- **Request**
Among the entries below, find how many lines carry the word "northeast" and state only that figure.
[START]
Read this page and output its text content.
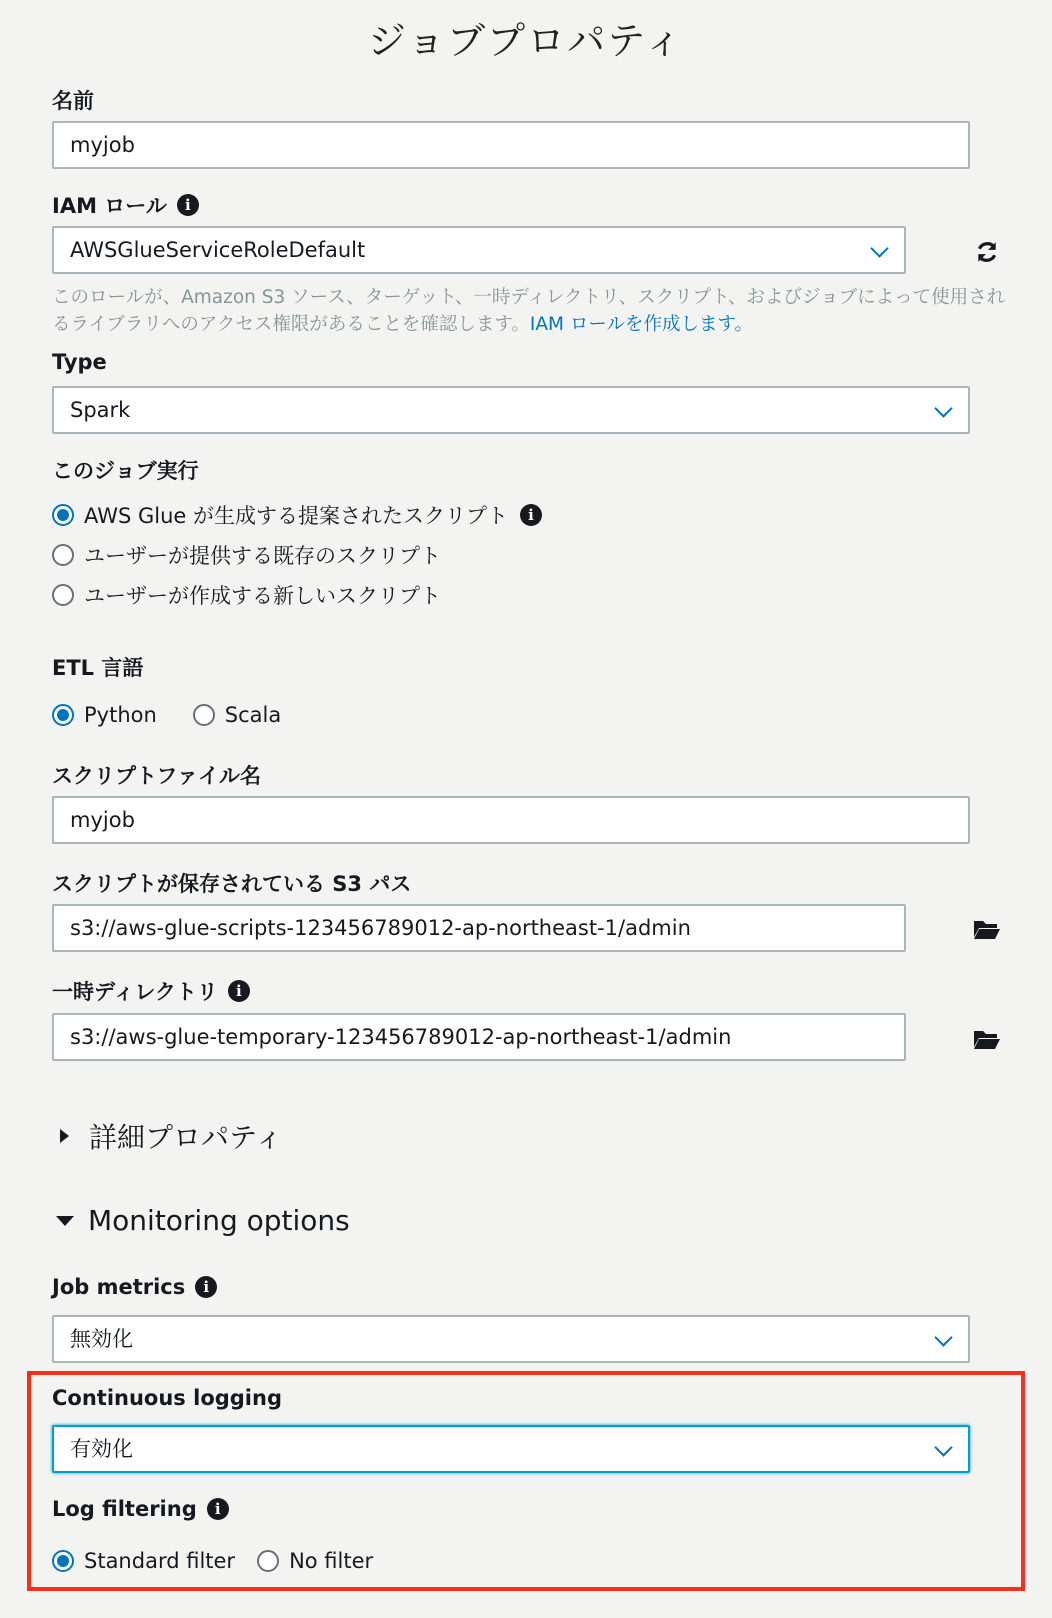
ジョブプロパティ
名前
myjob
IAM ロール	i
AWSGlueServiceRoleDefault
このロールが、Amazon S3 ソース、ターゲット、一時ディレクトリ、スクリプト、およびジョブによって使用されるライブラリへのアクセス権限があることを確認します。IAM ロールを作成します。
Type
Spark
このジョブ実行
AWS Glue が生成する提案されたスクリプト	i
ユーザーが提供する既存のスクリプト
ユーザーが作成する新しいスクリプト
ETL 言語
Python	Scala
スクリプトファイル名
myjob
スクリプトが保存されている S3 パス
s3://aws-glue-scripts-123456789012-ap-northeast-1/admin
一時ディレクトリ	i
s3://aws-glue-temporary-123456789012-ap-northeast-1/admin
詳細プロパティ
Monitoring options
Job metrics	i
無効化
Continuous logging
有効化
Log filtering	i
Standard filter	No filter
[END]
- **Result of the task**
2